Records shown:
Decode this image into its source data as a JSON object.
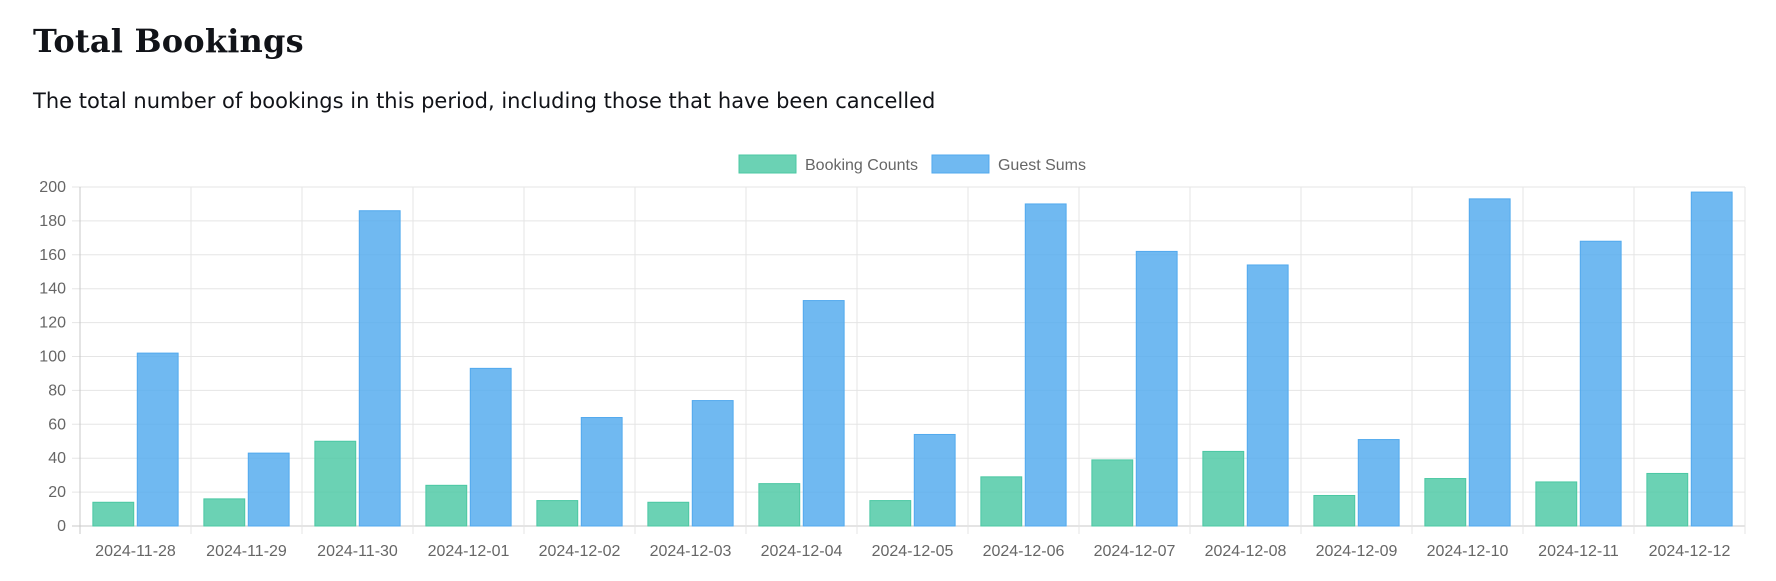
{
  "header": {
    "title": "Total Bookings",
    "subtitle": "The total number of bookings in this period, including those that have been cancelled"
  },
  "chart_data": {
    "type": "bar",
    "categories": [
      "2024-11-28",
      "2024-11-29",
      "2024-11-30",
      "2024-12-01",
      "2024-12-02",
      "2024-12-03",
      "2024-12-04",
      "2024-12-05",
      "2024-12-06",
      "2024-12-07",
      "2024-12-08",
      "2024-12-09",
      "2024-12-10",
      "2024-12-11",
      "2024-12-12"
    ],
    "series": [
      {
        "name": "Booking Counts",
        "values": [
          14,
          16,
          50,
          24,
          15,
          14,
          25,
          15,
          29,
          39,
          44,
          18,
          28,
          26,
          31
        ],
        "color": "#4bc8a3"
      },
      {
        "name": "Guest Sums",
        "values": [
          102,
          43,
          186,
          93,
          64,
          74,
          133,
          54,
          190,
          162,
          154,
          51,
          193,
          168,
          197
        ],
        "color": "#51a9ee"
      }
    ],
    "yticks": [
      0,
      20,
      40,
      60,
      80,
      100,
      120,
      140,
      160,
      180,
      200
    ],
    "ylim": [
      0,
      200
    ],
    "grid": true,
    "legend": "top-center"
  }
}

What you should do:
Repeat each entry precisely as it appears. Leave the pictures out.

The reply:
Decode this image into its source data as a JSON object.
{
  "header": {
    "title": "Total Bookings",
    "subtitle": "The total number of bookings in this period, including those that have been cancelled"
  },
  "chart_data": {
    "type": "bar",
    "categories": [
      "2024-11-28",
      "2024-11-29",
      "2024-11-30",
      "2024-12-01",
      "2024-12-02",
      "2024-12-03",
      "2024-12-04",
      "2024-12-05",
      "2024-12-06",
      "2024-12-07",
      "2024-12-08",
      "2024-12-09",
      "2024-12-10",
      "2024-12-11",
      "2024-12-12"
    ],
    "series": [
      {
        "name": "Booking Counts",
        "values": [
          14,
          16,
          50,
          24,
          15,
          14,
          25,
          15,
          29,
          39,
          44,
          18,
          28,
          26,
          31
        ],
        "color": "#4bc8a3"
      },
      {
        "name": "Guest Sums",
        "values": [
          102,
          43,
          186,
          93,
          64,
          74,
          133,
          54,
          190,
          162,
          154,
          51,
          193,
          168,
          197
        ],
        "color": "#51a9ee"
      }
    ],
    "yticks": [
      0,
      20,
      40,
      60,
      80,
      100,
      120,
      140,
      160,
      180,
      200
    ],
    "ylim": [
      0,
      200
    ],
    "grid": true,
    "legend": "top-center"
  }
}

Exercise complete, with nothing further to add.